• What to produce
Filter this material down to the lines that hold "JSON", copying each one.

• Provided material
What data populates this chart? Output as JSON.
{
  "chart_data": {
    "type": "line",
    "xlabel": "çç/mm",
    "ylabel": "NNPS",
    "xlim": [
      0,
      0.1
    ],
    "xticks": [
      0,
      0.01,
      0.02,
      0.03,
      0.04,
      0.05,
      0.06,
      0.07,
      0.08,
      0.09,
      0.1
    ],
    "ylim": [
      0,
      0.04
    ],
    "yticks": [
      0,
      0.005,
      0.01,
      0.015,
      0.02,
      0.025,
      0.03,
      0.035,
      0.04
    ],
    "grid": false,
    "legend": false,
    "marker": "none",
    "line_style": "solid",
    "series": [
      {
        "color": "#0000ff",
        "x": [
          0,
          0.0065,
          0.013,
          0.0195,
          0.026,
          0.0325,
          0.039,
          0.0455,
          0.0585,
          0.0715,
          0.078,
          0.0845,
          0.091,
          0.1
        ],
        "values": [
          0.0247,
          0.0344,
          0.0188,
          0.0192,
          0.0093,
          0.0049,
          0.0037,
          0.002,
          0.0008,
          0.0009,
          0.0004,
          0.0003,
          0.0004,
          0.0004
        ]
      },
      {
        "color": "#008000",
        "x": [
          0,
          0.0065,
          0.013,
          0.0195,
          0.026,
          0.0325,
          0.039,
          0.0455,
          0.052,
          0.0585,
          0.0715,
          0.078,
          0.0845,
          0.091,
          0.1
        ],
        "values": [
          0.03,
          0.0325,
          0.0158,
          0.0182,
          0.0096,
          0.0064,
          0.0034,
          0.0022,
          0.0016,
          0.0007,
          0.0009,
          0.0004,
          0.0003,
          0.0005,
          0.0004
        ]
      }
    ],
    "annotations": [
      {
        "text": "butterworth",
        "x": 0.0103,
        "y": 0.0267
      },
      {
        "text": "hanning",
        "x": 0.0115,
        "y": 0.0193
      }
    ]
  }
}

==

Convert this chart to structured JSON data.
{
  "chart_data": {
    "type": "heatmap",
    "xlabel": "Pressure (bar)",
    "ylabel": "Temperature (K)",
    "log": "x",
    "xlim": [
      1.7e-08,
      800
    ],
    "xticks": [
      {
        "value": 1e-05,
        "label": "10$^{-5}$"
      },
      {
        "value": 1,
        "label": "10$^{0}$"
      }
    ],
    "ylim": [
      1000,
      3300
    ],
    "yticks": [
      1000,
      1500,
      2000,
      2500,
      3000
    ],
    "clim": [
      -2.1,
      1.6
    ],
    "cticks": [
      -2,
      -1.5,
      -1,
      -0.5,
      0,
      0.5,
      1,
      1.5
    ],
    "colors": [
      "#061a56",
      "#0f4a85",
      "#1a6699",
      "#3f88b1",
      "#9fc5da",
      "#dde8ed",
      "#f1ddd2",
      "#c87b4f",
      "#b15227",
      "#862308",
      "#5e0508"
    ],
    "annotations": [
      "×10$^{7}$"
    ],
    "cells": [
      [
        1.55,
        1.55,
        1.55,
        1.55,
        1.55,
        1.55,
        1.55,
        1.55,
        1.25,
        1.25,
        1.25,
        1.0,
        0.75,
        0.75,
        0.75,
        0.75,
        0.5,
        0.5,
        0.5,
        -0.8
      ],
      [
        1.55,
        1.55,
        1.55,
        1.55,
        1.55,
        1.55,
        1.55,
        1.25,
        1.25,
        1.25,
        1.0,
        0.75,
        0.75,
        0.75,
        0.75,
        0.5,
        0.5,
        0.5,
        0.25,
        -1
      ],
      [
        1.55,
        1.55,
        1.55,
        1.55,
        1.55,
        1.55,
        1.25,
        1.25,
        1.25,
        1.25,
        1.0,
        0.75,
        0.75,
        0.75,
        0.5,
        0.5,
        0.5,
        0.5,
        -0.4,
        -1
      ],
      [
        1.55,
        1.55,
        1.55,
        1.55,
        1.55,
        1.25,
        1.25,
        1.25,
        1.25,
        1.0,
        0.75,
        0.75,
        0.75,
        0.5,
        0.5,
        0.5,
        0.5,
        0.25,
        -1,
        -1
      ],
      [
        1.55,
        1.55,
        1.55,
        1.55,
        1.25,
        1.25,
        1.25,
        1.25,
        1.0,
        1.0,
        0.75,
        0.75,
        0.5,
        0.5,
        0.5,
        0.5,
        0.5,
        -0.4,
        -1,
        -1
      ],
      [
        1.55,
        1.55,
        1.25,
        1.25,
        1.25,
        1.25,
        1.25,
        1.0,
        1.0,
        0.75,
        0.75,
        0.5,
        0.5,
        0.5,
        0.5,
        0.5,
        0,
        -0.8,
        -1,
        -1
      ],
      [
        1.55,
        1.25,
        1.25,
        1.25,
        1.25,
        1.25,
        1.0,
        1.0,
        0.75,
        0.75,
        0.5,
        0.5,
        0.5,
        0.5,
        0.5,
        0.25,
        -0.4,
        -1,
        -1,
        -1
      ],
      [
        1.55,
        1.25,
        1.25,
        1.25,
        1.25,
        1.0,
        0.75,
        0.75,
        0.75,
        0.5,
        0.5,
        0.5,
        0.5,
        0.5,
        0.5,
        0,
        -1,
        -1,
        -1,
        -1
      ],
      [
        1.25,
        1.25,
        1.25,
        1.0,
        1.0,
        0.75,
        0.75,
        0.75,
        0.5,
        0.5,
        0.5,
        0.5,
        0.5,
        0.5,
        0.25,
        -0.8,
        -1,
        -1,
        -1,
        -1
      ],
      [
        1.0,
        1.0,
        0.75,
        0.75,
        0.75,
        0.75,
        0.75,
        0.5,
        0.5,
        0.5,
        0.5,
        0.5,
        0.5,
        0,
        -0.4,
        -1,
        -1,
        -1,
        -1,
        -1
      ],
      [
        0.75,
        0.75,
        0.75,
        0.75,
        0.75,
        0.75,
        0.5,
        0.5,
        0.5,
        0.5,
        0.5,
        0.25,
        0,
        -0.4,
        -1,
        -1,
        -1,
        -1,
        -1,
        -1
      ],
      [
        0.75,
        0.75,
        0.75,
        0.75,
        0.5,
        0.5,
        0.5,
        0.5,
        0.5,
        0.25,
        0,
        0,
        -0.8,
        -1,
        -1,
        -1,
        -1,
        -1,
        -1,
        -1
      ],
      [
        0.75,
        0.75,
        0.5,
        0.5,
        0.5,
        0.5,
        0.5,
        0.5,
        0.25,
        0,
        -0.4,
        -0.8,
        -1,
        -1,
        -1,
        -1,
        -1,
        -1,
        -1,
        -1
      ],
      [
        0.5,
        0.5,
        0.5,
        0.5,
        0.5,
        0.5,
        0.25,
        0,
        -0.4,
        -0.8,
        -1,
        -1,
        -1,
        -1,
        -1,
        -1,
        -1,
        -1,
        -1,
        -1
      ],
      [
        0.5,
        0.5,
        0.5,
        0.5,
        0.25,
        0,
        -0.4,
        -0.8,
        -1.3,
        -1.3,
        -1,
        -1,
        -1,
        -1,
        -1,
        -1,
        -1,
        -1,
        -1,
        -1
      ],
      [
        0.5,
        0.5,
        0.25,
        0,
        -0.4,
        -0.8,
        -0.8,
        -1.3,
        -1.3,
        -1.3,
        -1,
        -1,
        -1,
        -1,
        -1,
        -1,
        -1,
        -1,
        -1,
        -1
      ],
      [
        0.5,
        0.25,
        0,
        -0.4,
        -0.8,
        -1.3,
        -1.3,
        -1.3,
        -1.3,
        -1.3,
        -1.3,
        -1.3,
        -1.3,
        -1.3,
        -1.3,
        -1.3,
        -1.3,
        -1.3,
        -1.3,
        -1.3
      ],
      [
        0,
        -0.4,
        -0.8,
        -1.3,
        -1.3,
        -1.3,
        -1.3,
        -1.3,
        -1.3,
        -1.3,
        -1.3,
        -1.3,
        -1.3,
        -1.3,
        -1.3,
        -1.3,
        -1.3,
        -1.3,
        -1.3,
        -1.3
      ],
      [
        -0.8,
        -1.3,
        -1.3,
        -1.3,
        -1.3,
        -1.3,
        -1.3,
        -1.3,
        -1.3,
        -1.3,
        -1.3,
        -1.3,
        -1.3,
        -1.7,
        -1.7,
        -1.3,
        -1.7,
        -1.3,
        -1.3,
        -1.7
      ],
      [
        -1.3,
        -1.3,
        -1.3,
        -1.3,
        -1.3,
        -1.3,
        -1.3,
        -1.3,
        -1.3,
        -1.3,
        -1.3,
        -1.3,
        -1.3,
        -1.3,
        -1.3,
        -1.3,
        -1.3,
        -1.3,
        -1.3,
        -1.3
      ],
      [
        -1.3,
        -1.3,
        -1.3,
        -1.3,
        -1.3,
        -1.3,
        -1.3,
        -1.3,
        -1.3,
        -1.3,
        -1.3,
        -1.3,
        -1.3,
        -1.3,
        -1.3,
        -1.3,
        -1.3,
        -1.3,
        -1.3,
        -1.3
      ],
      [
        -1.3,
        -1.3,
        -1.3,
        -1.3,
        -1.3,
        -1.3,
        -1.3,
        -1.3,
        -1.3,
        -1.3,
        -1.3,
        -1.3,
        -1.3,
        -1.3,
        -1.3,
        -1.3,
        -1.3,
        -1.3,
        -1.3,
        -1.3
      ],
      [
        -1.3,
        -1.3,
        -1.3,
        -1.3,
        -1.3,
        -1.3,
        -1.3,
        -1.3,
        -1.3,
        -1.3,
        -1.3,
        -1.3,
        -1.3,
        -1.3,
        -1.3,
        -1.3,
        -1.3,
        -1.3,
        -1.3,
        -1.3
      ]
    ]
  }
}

• Completed task
What data populates this chart? Output as JSON.
Convert this chart to structured JSON data.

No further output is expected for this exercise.